Give as output the line that contains "Give me the", followed by every remaining line of the entries, unchanged and with nothing added.

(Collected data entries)

====

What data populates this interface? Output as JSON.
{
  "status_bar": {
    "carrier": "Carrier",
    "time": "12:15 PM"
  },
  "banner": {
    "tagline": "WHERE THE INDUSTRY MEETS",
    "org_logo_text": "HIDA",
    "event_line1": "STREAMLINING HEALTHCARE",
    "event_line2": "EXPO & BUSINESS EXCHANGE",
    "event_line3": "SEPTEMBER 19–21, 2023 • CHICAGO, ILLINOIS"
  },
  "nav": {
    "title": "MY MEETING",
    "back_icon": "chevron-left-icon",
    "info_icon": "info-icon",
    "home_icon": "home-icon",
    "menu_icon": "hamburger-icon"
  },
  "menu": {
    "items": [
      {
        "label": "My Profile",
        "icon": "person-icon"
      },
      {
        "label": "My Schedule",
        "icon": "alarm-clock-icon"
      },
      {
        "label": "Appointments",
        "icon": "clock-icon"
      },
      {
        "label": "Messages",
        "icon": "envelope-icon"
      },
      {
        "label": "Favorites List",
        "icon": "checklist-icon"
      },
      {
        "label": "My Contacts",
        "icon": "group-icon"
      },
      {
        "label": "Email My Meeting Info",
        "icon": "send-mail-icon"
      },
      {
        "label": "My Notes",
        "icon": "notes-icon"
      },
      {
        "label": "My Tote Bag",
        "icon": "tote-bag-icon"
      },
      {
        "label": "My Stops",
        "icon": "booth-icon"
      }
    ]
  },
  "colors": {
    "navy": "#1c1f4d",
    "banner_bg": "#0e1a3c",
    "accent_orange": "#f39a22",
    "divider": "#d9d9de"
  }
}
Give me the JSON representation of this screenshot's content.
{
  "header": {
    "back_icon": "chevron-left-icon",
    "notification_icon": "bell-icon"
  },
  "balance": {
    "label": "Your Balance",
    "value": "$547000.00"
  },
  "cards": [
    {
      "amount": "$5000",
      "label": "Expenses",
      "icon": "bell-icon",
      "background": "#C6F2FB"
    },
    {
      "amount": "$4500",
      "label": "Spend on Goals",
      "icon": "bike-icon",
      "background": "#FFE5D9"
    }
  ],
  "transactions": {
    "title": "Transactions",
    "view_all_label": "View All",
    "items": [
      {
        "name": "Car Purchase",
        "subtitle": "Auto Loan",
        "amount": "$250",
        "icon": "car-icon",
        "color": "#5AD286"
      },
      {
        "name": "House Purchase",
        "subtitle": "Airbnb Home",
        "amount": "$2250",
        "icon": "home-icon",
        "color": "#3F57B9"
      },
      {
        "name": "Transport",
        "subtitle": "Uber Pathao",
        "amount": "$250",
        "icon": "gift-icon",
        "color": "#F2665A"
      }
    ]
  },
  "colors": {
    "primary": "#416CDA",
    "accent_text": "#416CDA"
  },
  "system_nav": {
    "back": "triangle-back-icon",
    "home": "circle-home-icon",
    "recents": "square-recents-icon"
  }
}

====

■ Correct answer:
Give me the JSON representation of this screenshot's content.
{
  "header": {
    "back_icon": "chevron-left-icon",
    "notification_icon": "bell-icon"
  },
  "balance": {
    "label": "Your Balance",
    "value": "$547000.00"
  },
  "cards": [
    {
      "amount": "$5000",
      "label": "Expenses",
      "icon": "bell-icon",
      "background": "#C6F2FB"
    },
    {
      "amount": "$4500",
      "label": "Spend on Goals",
      "icon": "bike-icon",
      "background": "#FFE5D9"
    }
  ],
  "transactions": {
    "title": "Transactions",
    "view_all_label": "View All",
    "items": [
      {
        "name": "Car Purchase",
        "subtitle": "Auto Loan",
        "amount": "$250",
        "icon": "car-icon",
        "color": "#5AD286"
      },
      {
        "name": "House Purchase",
        "subtitle": "Airbnb Home",
        "amount": "$2250",
        "icon": "home-icon",
        "color": "#3F57B9"
      },
      {
        "name": "Transport",
        "subtitle": "Uber Pathao",
        "amount": "$250",
        "icon": "gift-icon",
        "color": "#F2665A"
      }
    ]
  },
  "colors": {
    "primary": "#416CDA",
    "accent_text": "#416CDA"
  },
  "system_nav": {
    "back": "triangle-back-icon",
    "home": "circle-home-icon",
    "recents": "square-recents-icon"
  }
}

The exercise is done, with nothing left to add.